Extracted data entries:
----------------------------------------

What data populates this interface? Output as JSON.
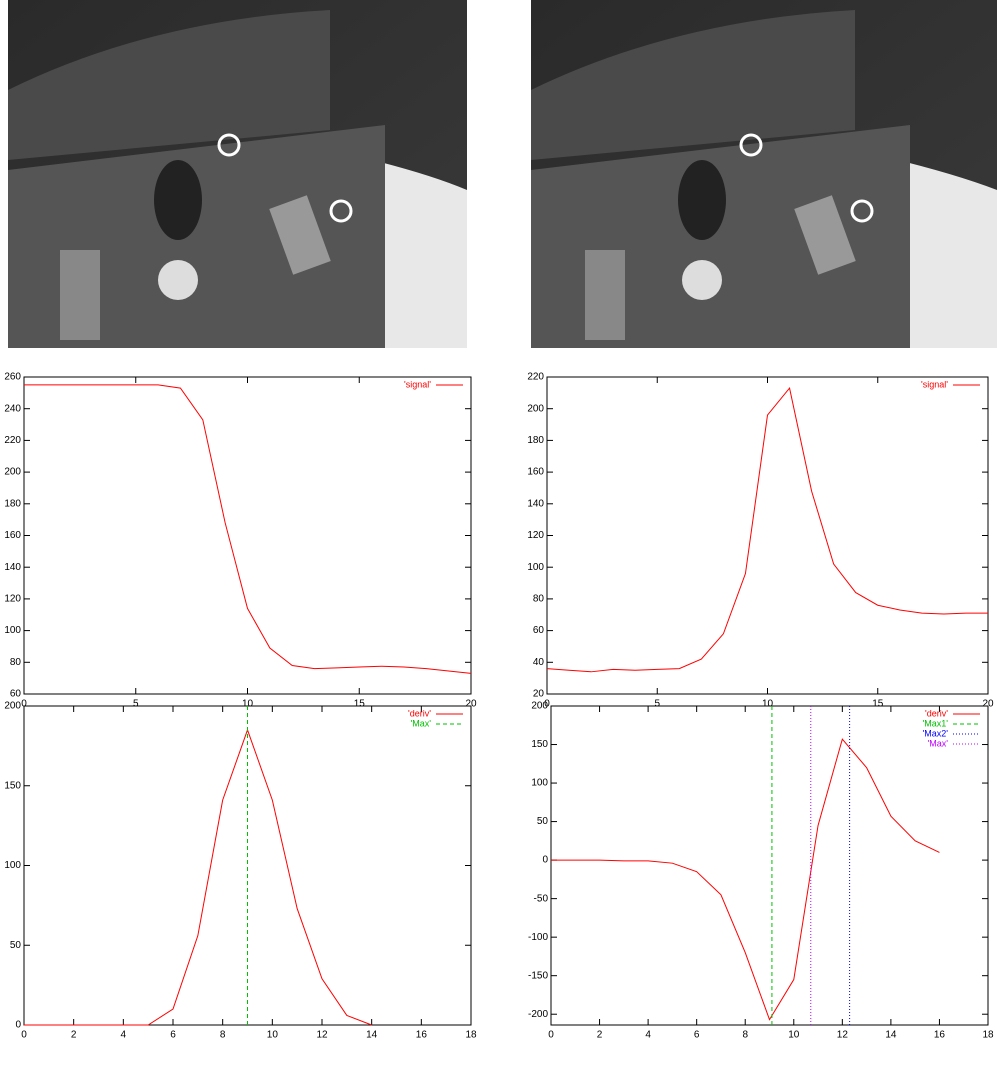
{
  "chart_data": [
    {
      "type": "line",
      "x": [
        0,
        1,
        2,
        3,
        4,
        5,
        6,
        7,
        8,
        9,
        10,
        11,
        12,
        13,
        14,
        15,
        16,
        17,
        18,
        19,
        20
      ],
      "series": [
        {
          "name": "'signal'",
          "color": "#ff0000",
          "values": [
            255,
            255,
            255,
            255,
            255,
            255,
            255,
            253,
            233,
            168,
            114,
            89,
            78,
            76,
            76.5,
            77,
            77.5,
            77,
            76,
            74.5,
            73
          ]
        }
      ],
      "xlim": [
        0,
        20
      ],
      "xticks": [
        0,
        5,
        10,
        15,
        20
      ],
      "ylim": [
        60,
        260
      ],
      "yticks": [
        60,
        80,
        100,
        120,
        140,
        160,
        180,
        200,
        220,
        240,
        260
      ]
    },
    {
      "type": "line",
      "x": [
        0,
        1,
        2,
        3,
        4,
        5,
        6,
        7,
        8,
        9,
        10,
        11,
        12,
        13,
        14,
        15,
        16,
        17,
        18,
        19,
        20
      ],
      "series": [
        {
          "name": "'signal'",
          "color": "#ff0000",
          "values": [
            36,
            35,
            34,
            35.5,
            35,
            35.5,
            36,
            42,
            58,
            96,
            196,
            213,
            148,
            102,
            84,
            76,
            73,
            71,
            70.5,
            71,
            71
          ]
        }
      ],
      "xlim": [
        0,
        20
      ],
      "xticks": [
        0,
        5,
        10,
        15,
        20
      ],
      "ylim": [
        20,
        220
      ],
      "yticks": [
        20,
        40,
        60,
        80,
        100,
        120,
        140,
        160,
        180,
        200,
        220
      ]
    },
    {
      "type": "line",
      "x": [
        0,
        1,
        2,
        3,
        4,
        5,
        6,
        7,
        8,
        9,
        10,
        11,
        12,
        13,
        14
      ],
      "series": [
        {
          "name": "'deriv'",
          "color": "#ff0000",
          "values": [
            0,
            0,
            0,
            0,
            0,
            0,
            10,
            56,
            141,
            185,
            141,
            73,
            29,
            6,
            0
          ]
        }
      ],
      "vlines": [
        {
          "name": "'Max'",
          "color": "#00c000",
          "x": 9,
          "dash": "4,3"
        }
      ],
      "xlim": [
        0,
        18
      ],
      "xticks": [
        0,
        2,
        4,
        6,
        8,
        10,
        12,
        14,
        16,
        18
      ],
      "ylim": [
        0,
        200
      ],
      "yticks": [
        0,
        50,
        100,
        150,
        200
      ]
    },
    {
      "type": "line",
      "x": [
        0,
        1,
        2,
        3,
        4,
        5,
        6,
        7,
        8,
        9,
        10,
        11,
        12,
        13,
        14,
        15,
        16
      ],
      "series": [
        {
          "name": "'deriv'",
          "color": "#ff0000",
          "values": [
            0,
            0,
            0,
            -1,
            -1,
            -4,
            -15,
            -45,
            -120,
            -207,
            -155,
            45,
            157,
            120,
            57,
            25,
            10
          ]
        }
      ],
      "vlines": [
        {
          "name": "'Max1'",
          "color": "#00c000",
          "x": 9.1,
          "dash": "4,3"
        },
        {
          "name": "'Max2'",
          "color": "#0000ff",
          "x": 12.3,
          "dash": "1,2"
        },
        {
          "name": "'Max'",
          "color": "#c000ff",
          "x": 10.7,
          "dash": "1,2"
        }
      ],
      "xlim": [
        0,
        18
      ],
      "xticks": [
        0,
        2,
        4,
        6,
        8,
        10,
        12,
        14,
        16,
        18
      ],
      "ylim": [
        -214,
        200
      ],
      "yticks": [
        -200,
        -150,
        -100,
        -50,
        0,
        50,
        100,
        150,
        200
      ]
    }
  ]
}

----------------------------------------

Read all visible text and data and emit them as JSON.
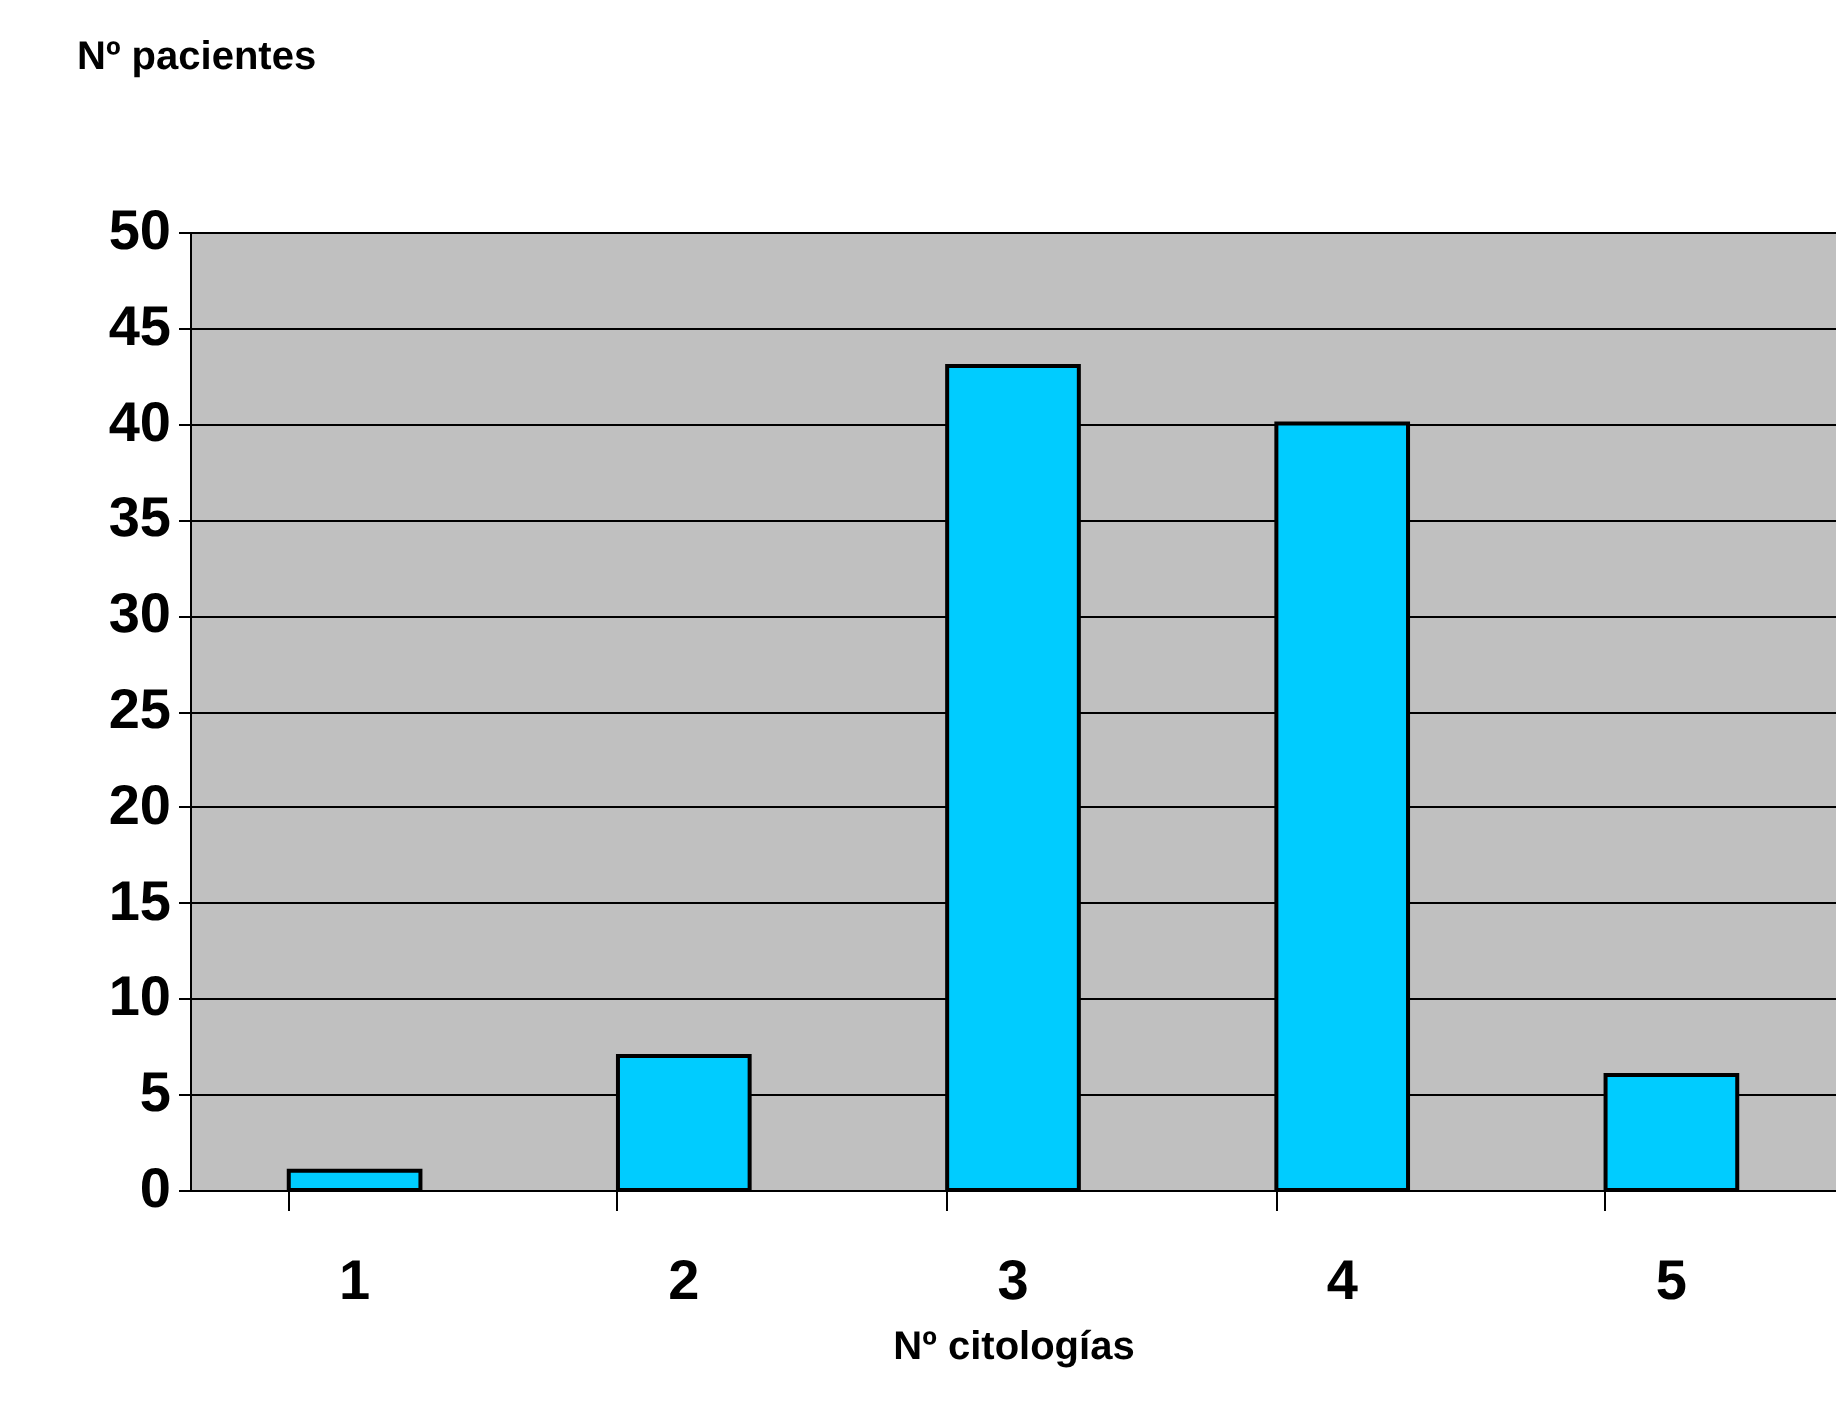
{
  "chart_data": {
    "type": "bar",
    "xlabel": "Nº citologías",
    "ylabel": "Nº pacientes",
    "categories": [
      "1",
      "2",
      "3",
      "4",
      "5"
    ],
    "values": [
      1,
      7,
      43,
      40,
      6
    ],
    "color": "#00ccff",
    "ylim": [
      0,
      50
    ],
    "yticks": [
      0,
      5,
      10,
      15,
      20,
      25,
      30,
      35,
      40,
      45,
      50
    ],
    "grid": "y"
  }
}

----------------------------------------

• **Stated exercise**
Filter the records, keeping only lines that contain "JSON", and show those lines.

• **Full response**
What data populates this interface? Output as JSON.
Read all visible text and data and emit them as JSON.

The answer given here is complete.